◆ Task description: Below are some records. How many of their lines contain the string "bieten"? Give the number only.

[Stored data entries]
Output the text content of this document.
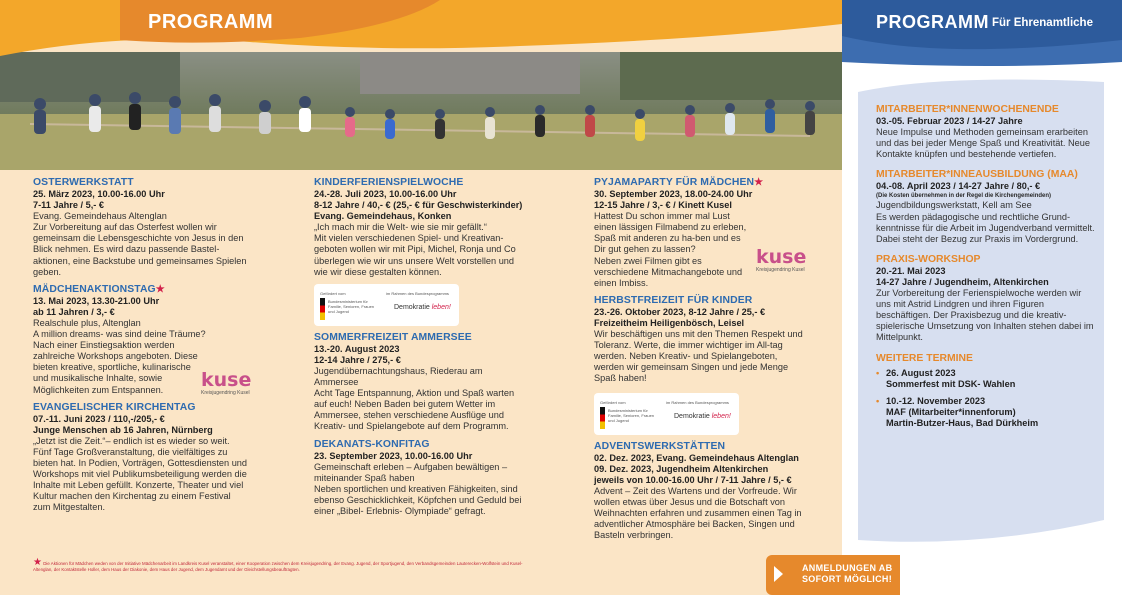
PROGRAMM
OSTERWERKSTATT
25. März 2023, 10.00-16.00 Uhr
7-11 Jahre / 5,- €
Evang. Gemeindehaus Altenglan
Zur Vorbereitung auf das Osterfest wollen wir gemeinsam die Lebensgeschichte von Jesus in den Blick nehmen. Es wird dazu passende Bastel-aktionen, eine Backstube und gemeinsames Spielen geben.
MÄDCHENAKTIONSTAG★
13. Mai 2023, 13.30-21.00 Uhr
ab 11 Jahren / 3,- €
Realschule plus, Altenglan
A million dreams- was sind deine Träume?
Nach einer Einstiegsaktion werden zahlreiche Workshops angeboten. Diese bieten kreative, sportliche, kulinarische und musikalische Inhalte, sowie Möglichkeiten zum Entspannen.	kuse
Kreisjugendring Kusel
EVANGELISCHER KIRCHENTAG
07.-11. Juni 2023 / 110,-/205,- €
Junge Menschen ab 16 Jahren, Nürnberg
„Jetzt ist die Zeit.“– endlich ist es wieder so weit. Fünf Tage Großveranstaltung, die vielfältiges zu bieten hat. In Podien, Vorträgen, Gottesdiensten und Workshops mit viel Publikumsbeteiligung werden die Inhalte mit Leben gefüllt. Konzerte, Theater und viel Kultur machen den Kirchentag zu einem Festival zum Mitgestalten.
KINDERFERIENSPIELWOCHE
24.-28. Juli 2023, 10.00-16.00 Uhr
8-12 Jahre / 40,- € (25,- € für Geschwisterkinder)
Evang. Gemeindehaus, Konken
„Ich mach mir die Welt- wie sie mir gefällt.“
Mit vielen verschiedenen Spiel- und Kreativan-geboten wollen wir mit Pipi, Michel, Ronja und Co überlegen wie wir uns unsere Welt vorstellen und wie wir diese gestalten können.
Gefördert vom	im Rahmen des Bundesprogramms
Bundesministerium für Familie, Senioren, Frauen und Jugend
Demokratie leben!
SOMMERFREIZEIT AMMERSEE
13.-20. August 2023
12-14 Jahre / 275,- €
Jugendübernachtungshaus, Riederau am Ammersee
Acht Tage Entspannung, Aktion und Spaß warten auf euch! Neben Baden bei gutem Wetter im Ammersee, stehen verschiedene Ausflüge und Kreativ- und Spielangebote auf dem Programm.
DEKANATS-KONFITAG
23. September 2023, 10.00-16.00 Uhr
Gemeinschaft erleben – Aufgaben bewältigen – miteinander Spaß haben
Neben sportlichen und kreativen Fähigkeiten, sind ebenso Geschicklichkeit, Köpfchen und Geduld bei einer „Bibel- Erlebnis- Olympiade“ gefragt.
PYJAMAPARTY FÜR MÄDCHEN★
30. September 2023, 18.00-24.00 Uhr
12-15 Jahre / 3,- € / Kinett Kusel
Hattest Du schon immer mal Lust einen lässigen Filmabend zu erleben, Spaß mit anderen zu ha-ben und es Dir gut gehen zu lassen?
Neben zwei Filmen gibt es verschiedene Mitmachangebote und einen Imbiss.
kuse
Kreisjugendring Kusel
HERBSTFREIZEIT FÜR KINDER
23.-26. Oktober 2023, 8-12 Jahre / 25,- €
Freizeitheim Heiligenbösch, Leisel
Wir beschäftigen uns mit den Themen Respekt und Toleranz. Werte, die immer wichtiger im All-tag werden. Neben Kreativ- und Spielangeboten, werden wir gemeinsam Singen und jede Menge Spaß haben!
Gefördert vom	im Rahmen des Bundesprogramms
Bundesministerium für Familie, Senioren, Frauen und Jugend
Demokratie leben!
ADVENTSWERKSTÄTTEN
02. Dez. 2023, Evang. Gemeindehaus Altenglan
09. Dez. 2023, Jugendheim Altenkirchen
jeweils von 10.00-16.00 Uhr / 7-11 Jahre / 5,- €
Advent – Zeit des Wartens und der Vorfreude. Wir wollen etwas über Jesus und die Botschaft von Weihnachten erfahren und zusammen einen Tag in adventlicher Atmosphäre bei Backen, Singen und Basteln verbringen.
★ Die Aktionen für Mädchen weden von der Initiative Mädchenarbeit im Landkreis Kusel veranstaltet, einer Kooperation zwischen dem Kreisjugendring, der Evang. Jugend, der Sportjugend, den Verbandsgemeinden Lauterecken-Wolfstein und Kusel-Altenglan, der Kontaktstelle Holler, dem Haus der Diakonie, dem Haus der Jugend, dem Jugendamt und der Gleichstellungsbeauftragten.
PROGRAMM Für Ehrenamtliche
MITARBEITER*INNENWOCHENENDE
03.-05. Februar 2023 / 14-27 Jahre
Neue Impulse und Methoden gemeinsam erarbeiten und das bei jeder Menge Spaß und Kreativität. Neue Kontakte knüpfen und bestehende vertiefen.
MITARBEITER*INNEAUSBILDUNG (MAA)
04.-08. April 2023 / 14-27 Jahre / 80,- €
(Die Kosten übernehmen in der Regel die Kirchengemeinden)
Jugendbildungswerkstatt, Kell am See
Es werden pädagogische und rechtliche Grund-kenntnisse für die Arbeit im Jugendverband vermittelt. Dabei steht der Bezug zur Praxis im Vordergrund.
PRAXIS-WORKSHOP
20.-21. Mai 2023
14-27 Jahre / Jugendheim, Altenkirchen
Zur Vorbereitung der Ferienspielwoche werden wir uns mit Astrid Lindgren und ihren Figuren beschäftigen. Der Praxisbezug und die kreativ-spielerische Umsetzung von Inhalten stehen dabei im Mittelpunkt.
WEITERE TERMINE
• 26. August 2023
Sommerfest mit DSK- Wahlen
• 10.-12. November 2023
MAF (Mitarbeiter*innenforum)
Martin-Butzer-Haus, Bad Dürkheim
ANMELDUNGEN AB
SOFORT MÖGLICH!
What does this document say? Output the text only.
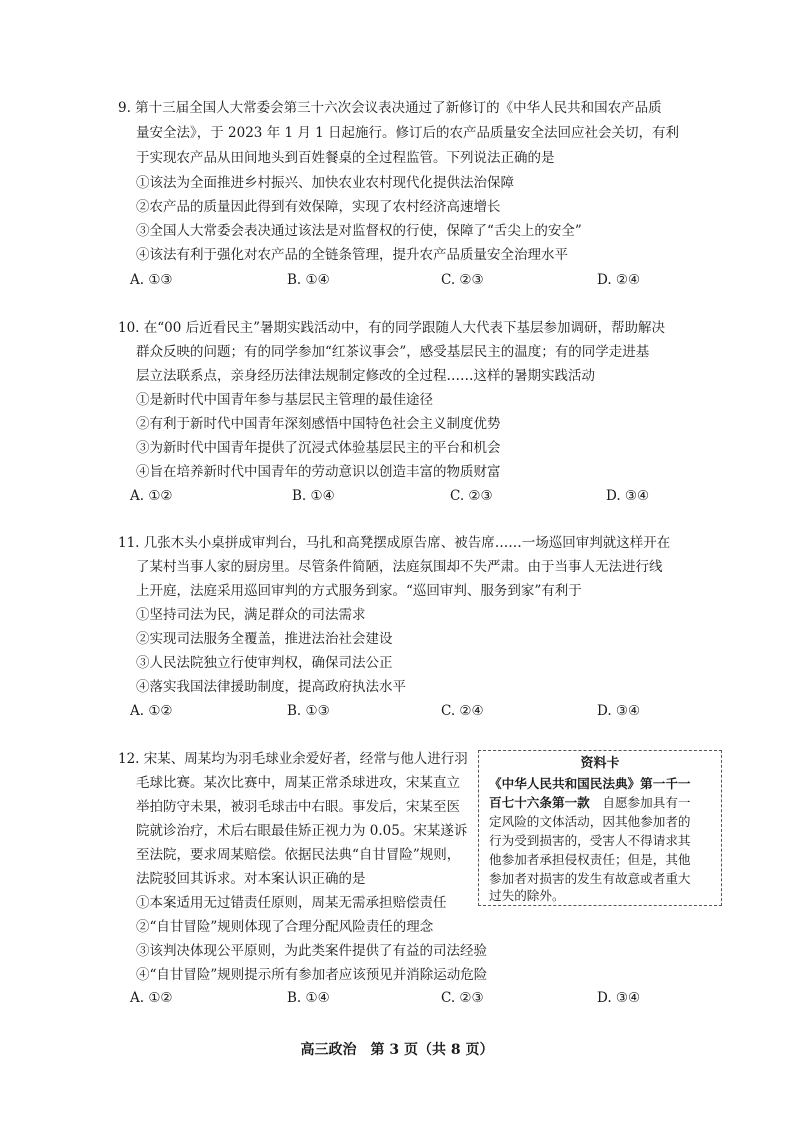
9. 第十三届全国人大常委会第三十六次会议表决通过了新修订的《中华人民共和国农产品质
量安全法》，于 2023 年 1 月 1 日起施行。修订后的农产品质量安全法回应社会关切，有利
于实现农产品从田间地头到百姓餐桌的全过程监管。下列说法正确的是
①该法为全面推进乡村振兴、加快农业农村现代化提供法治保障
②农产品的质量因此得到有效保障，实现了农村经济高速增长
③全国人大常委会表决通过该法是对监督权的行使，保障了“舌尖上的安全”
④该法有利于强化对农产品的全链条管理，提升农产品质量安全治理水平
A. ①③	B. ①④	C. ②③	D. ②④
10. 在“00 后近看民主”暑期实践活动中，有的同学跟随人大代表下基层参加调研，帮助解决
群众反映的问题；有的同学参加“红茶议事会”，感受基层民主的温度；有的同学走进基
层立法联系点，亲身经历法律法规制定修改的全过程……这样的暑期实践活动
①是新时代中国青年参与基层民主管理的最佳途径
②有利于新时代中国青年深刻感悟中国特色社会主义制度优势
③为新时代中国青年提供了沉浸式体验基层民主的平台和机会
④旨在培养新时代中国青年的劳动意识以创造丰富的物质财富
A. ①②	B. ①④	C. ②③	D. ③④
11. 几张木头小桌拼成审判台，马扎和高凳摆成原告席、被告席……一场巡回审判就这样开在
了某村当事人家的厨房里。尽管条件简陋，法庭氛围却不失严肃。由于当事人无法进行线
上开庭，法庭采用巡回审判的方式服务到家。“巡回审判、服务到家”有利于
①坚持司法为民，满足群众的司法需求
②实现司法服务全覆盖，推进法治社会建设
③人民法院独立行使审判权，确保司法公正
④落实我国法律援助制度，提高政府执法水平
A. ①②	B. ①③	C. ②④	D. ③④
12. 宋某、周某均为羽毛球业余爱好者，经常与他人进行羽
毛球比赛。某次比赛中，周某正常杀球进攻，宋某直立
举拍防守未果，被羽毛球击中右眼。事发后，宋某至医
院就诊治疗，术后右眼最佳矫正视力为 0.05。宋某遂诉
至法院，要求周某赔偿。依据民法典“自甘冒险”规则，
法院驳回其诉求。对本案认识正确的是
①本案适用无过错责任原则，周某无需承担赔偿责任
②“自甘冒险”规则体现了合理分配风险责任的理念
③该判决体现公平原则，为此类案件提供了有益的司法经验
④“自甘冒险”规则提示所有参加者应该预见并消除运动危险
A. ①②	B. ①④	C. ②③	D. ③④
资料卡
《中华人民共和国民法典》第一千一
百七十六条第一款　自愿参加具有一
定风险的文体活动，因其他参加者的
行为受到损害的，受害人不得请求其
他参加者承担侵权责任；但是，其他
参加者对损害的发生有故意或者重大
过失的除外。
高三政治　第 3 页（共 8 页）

◆ Exercise output: 2